# START OF RECORDS SUPPLIED
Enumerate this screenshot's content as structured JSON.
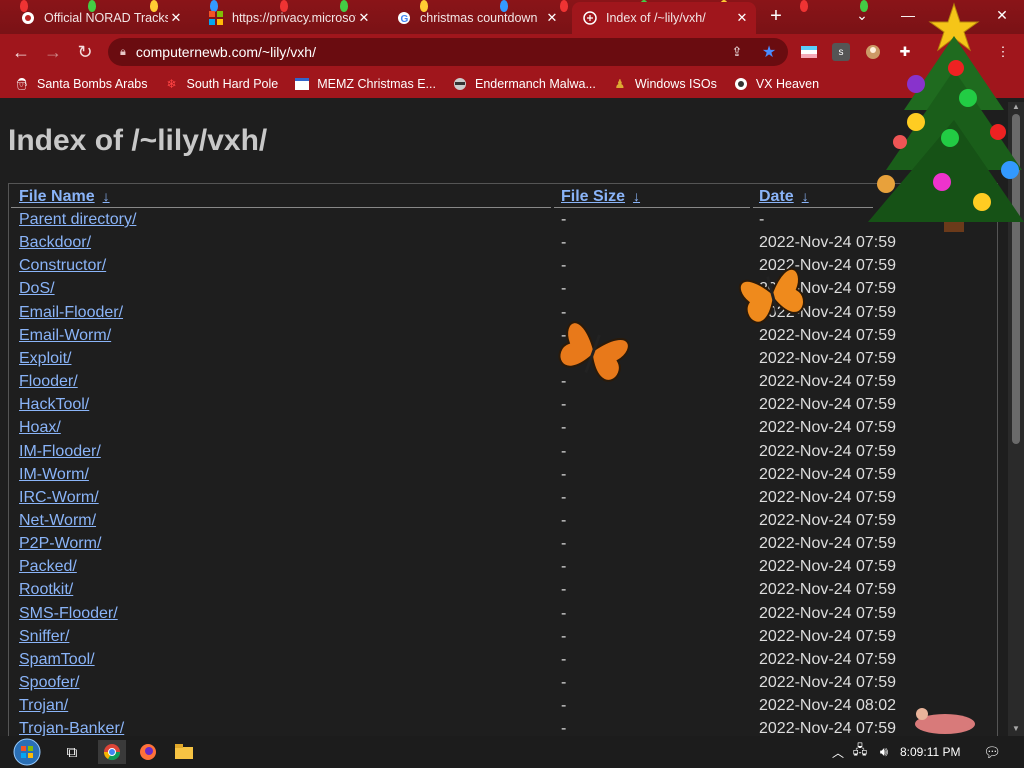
{
  "browser": {
    "tabs": [
      {
        "title": "Official NORAD Tracks",
        "favicon": "norad-icon",
        "active": false
      },
      {
        "title": "https://privacy.microsoft",
        "favicon": "microsoft-icon",
        "active": false
      },
      {
        "title": "christmas countdown",
        "favicon": "google-icon",
        "active": false
      },
      {
        "title": "Index of /~lily/vxh/",
        "favicon": "page-icon",
        "active": true
      }
    ],
    "new_tab_label": "+",
    "url": "computernewb.com/~lily/vxh/"
  },
  "bookmarks": [
    {
      "label": "Santa Bombs Arabs",
      "icon": "santa-icon"
    },
    {
      "label": "South Hard Pole",
      "icon": "snowflake-icon"
    },
    {
      "label": "MEMZ Christmas E...",
      "icon": "window-icon"
    },
    {
      "label": "Endermanch Malwa...",
      "icon": "raccoon-icon"
    },
    {
      "label": "Windows ISOs",
      "icon": "figure-icon"
    },
    {
      "label": "VX Heaven",
      "icon": "vx-icon"
    }
  ],
  "page": {
    "title": "Index of /~lily/vxh/",
    "columns": {
      "name": "File Name",
      "size": "File Size",
      "date": "Date",
      "sort_glyph": "↓"
    },
    "rows": [
      {
        "name": "Parent directory/",
        "size": "-",
        "date": "-"
      },
      {
        "name": "Backdoor/",
        "size": "-",
        "date": "2022-Nov-24 07:59"
      },
      {
        "name": "Constructor/",
        "size": "-",
        "date": "2022-Nov-24 07:59"
      },
      {
        "name": "DoS/",
        "size": "-",
        "date": "2022-Nov-24 07:59"
      },
      {
        "name": "Email-Flooder/",
        "size": "-",
        "date": "2022-Nov-24 07:59"
      },
      {
        "name": "Email-Worm/",
        "size": "-",
        "date": "2022-Nov-24 07:59"
      },
      {
        "name": "Exploit/",
        "size": "-",
        "date": "2022-Nov-24 07:59"
      },
      {
        "name": "Flooder/",
        "size": "-",
        "date": "2022-Nov-24 07:59"
      },
      {
        "name": "HackTool/",
        "size": "-",
        "date": "2022-Nov-24 07:59"
      },
      {
        "name": "Hoax/",
        "size": "-",
        "date": "2022-Nov-24 07:59"
      },
      {
        "name": "IM-Flooder/",
        "size": "-",
        "date": "2022-Nov-24 07:59"
      },
      {
        "name": "IM-Worm/",
        "size": "-",
        "date": "2022-Nov-24 07:59"
      },
      {
        "name": "IRC-Worm/",
        "size": "-",
        "date": "2022-Nov-24 07:59"
      },
      {
        "name": "Net-Worm/",
        "size": "-",
        "date": "2022-Nov-24 07:59"
      },
      {
        "name": "P2P-Worm/",
        "size": "-",
        "date": "2022-Nov-24 07:59"
      },
      {
        "name": "Packed/",
        "size": "-",
        "date": "2022-Nov-24 07:59"
      },
      {
        "name": "Rootkit/",
        "size": "-",
        "date": "2022-Nov-24 07:59"
      },
      {
        "name": "SMS-Flooder/",
        "size": "-",
        "date": "2022-Nov-24 07:59"
      },
      {
        "name": "Sniffer/",
        "size": "-",
        "date": "2022-Nov-24 07:59"
      },
      {
        "name": "SpamTool/",
        "size": "-",
        "date": "2022-Nov-24 07:59"
      },
      {
        "name": "Spoofer/",
        "size": "-",
        "date": "2022-Nov-24 07:59"
      },
      {
        "name": "Trojan/",
        "size": "-",
        "date": "2022-Nov-24 08:02"
      },
      {
        "name": "Trojan-Banker/",
        "size": "-",
        "date": "2022-Nov-24 07:59"
      }
    ]
  },
  "taskbar": {
    "clock": "8:09:11 PM",
    "items": [
      "start-orb-icon",
      "task-view-icon",
      "chrome-icon",
      "firefox-icon",
      "file-explorer-icon"
    ]
  },
  "colors": {
    "chrome_frame": "#a0161c",
    "link": "#8ab4f8",
    "page_bg": "#1e1e1e"
  }
}
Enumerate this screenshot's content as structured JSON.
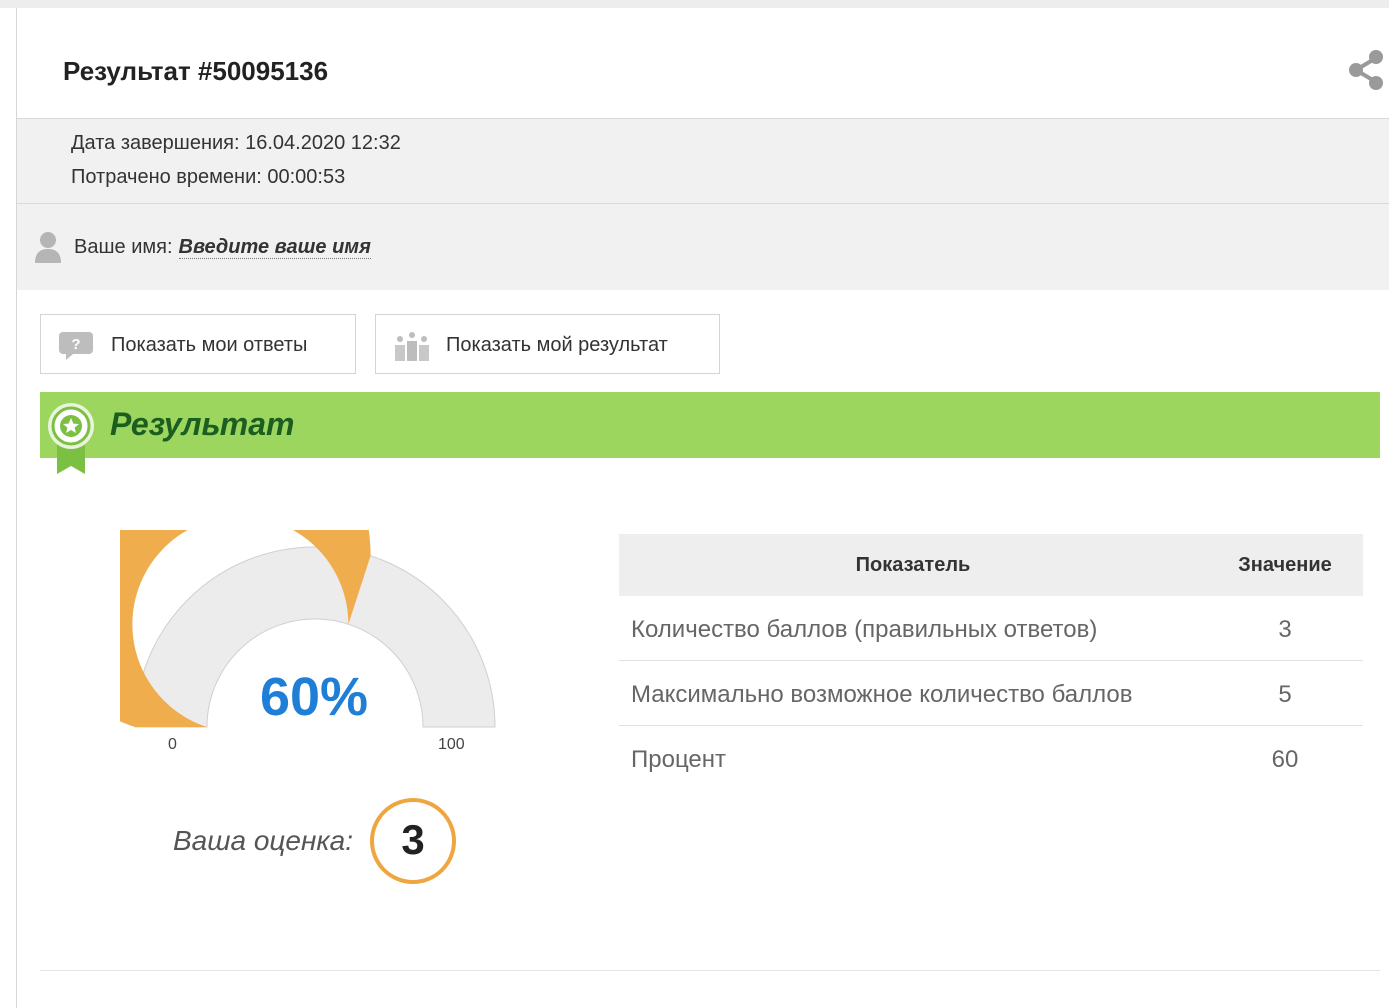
{
  "header": {
    "title": "Результат #50095136"
  },
  "meta": {
    "completion_label": "Дата завершения:",
    "completion_value": "16.04.2020 12:32",
    "time_label": "Потрачено времени:",
    "time_value": "00:00:53"
  },
  "name": {
    "label": "Ваше имя:",
    "value": "Введите ваше имя"
  },
  "buttons": {
    "show_answers": "Показать мои ответы",
    "show_result": "Показать мой результат"
  },
  "result": {
    "title": "Результат",
    "gauge": {
      "percent_label": "60%",
      "value": 60,
      "min": "0",
      "max": "100",
      "fill_color": "#f0ad4e",
      "track_color": "#ececec"
    },
    "grade_label": "Ваша оценка:",
    "grade_value": "3"
  },
  "table": {
    "headers": [
      "Показатель",
      "Значение"
    ],
    "rows": [
      {
        "name": "Количество баллов (правильных ответов)",
        "value": "3"
      },
      {
        "name": "Максимально возможное количество баллов",
        "value": "5"
      },
      {
        "name": "Процент",
        "value": "60"
      }
    ]
  },
  "colors": {
    "accent_green": "#9cd65e",
    "title_green": "#1b5e20",
    "percent_blue": "#1f7ed6",
    "grade_orange": "#f0a640"
  }
}
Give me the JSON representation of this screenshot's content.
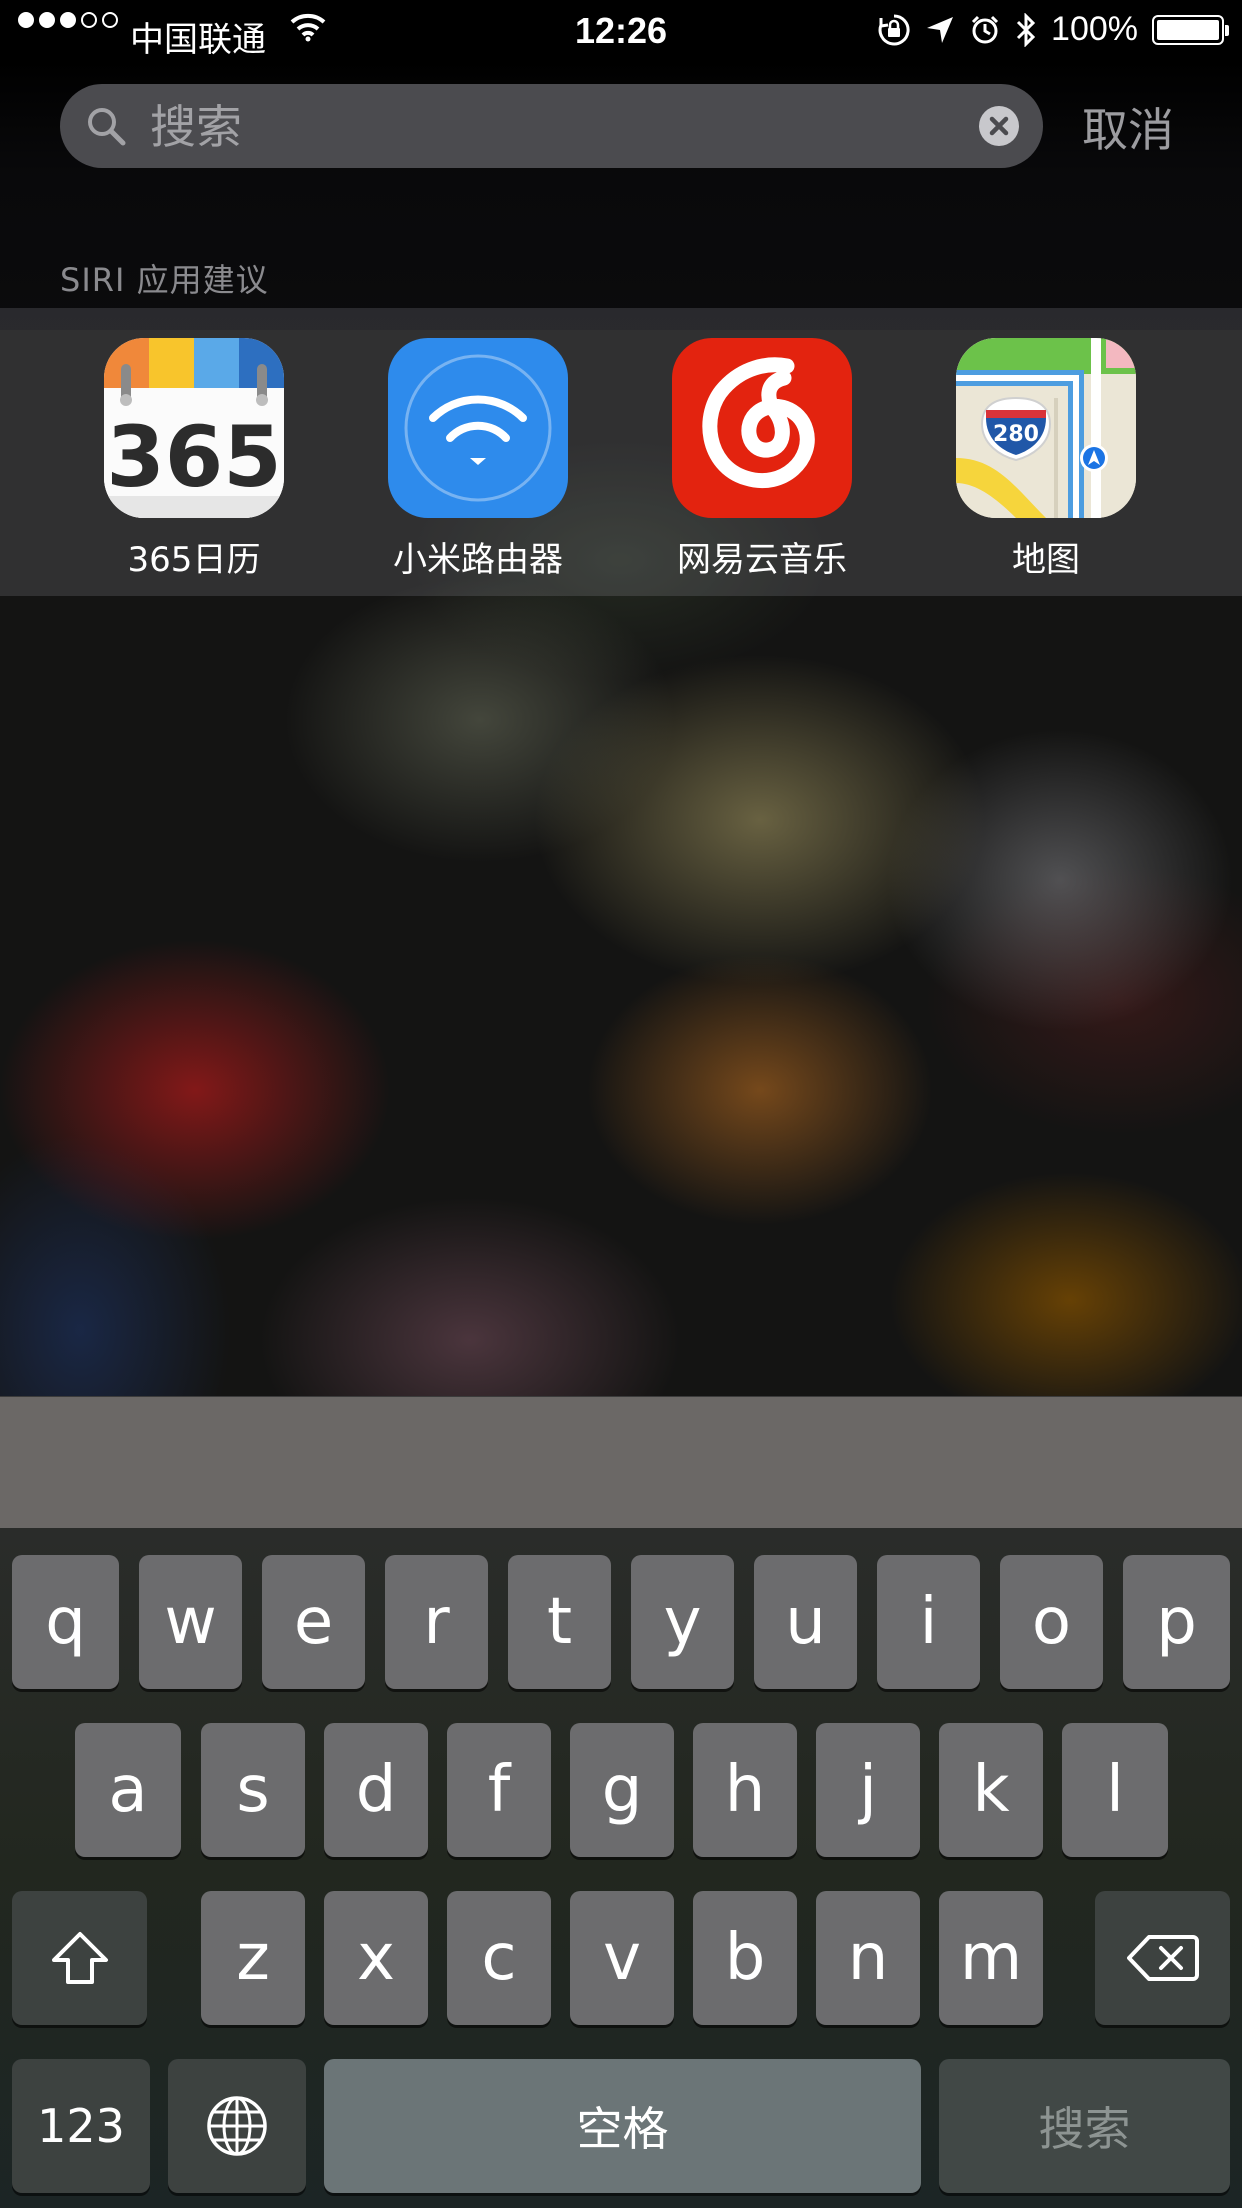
{
  "status_bar": {
    "carrier": "中国联通",
    "time": "12:26",
    "battery": "100%"
  },
  "search": {
    "placeholder": "搜索",
    "cancel_label": "取消"
  },
  "siri_section": {
    "title": "SIRI 应用建议",
    "apps": [
      {
        "label": "365日历",
        "icon": "calendar-365-icon"
      },
      {
        "label": "小米路由器",
        "icon": "mi-router-icon"
      },
      {
        "label": "网易云音乐",
        "icon": "netease-music-icon"
      },
      {
        "label": "地图",
        "icon": "maps-icon"
      }
    ]
  },
  "icon_texts": {
    "calendar": "365",
    "maps_shield": "280"
  },
  "keyboard": {
    "row1": [
      "q",
      "w",
      "e",
      "r",
      "t",
      "y",
      "u",
      "i",
      "o",
      "p"
    ],
    "row2": [
      "a",
      "s",
      "d",
      "f",
      "g",
      "h",
      "j",
      "k",
      "l"
    ],
    "row3": [
      "z",
      "x",
      "c",
      "v",
      "b",
      "n",
      "m"
    ],
    "num_label": "123",
    "space_label": "空格",
    "search_label": "搜索"
  }
}
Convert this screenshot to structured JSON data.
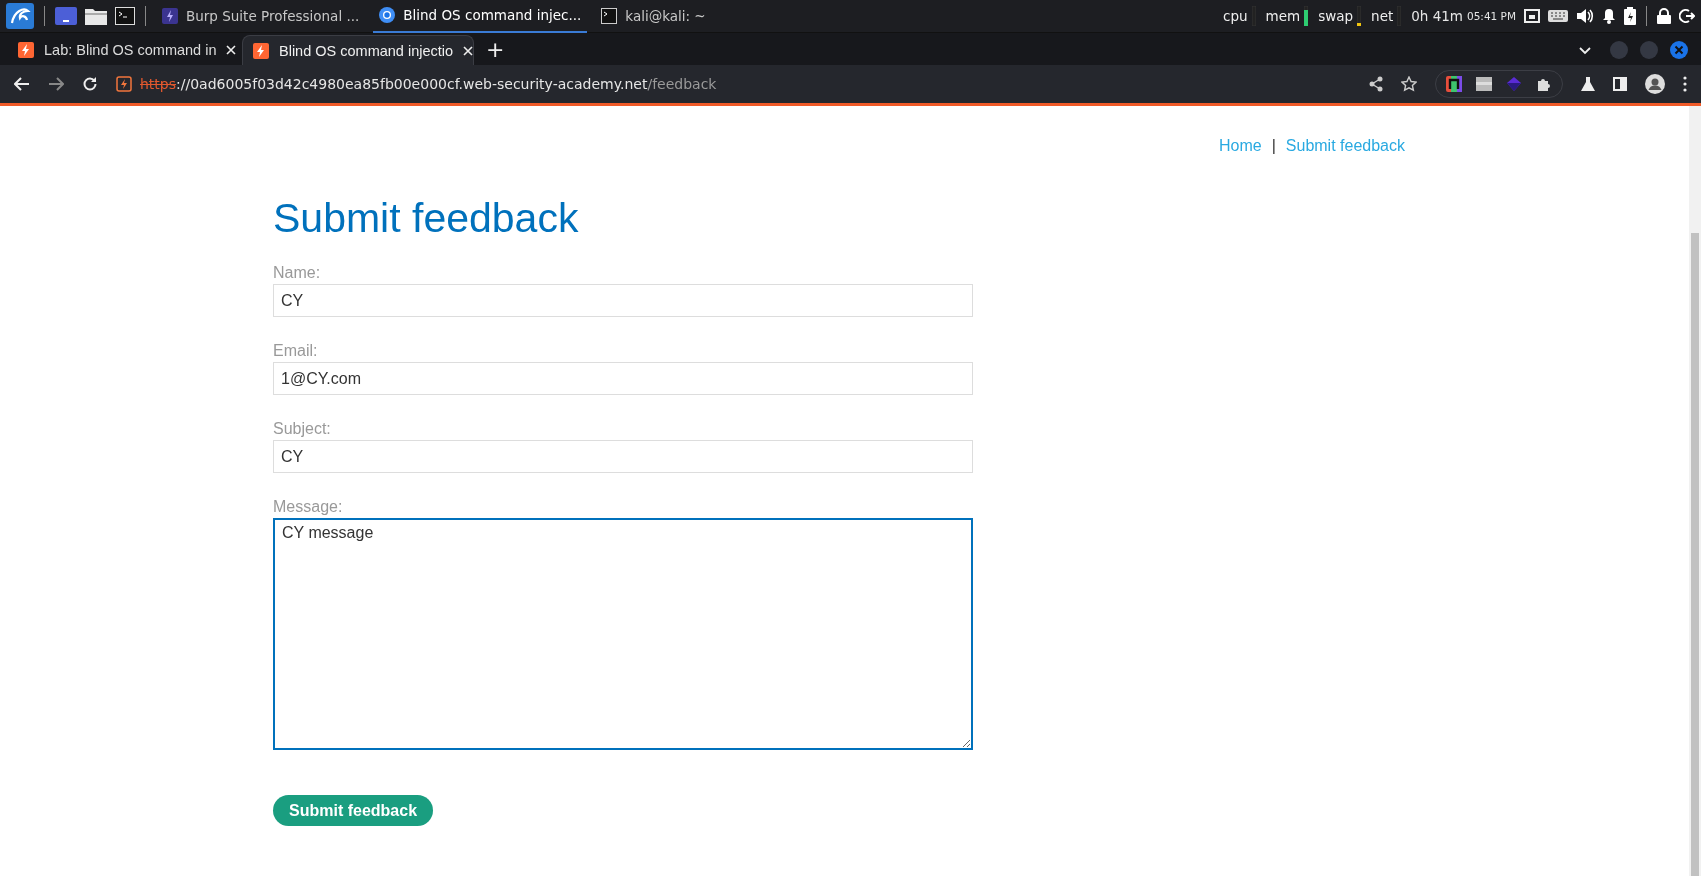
# END OF RECORDS SUPPLIED
Find how many lines in the material hold the word "Worm" and state that number alone.

5